Supplied entries:
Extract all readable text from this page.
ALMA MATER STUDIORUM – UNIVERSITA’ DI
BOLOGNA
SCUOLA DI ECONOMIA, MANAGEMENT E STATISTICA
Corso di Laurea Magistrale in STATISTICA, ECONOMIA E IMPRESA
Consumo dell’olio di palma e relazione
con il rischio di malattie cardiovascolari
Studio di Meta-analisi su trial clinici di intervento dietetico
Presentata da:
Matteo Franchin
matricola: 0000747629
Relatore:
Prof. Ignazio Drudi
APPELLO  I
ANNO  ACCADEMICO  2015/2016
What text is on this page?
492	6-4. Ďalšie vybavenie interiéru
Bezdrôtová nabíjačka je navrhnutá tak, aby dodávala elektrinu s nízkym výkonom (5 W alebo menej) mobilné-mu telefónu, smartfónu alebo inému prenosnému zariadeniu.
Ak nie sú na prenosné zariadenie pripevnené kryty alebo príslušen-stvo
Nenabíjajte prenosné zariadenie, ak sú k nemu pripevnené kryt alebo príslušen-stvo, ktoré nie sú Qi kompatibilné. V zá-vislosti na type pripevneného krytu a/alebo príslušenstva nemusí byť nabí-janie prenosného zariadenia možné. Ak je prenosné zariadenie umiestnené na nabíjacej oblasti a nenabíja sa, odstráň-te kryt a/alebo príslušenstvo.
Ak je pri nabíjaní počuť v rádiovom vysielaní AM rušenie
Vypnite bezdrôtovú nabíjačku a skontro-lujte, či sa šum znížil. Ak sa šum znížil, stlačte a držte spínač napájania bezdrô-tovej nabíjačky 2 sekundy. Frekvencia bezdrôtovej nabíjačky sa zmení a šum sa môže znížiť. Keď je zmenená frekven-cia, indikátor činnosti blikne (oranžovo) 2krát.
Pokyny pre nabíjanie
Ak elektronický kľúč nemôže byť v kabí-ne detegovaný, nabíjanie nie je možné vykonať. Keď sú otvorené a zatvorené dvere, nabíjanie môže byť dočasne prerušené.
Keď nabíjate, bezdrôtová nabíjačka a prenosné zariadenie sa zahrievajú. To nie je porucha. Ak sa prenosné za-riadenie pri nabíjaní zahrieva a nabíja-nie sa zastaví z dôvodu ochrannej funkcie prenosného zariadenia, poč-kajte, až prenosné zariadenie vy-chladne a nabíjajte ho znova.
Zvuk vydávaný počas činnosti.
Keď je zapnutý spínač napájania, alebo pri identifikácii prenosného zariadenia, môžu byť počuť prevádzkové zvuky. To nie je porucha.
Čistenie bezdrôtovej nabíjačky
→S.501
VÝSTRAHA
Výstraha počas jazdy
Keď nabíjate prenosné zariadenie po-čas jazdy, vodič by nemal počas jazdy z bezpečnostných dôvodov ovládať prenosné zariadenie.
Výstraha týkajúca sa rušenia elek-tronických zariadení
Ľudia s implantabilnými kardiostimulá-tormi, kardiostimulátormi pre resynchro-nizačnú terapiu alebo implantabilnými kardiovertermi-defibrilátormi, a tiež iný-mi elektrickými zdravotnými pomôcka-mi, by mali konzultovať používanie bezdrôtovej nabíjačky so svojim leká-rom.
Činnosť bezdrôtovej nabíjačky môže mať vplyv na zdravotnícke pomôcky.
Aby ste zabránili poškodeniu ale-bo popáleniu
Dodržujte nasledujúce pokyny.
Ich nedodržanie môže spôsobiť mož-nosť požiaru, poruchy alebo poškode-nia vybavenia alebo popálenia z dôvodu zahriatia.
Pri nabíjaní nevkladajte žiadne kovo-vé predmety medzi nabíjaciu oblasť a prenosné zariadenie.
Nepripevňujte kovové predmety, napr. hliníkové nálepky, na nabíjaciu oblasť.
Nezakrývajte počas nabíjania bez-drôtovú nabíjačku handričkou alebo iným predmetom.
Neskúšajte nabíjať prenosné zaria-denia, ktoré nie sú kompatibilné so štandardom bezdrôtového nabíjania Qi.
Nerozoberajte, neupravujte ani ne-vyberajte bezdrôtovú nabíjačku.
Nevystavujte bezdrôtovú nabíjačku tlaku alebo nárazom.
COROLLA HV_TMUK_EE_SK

Given request: Copy all lines of the listing above that contain the string "počas".

Result of this task:
Zvuk vydávaný počas činnosti.
Výstraha počas jazdy
Keď nabíjate prenosné zariadenie po-čas jazdy, vodič by nemal počas jazdy z bezpečnostných dôvodov ovládať prenosné zariadenie.
Nezakrývajte počas nabíjania bez-drôtovú nabíjačku handričkou alebo iným predmetom.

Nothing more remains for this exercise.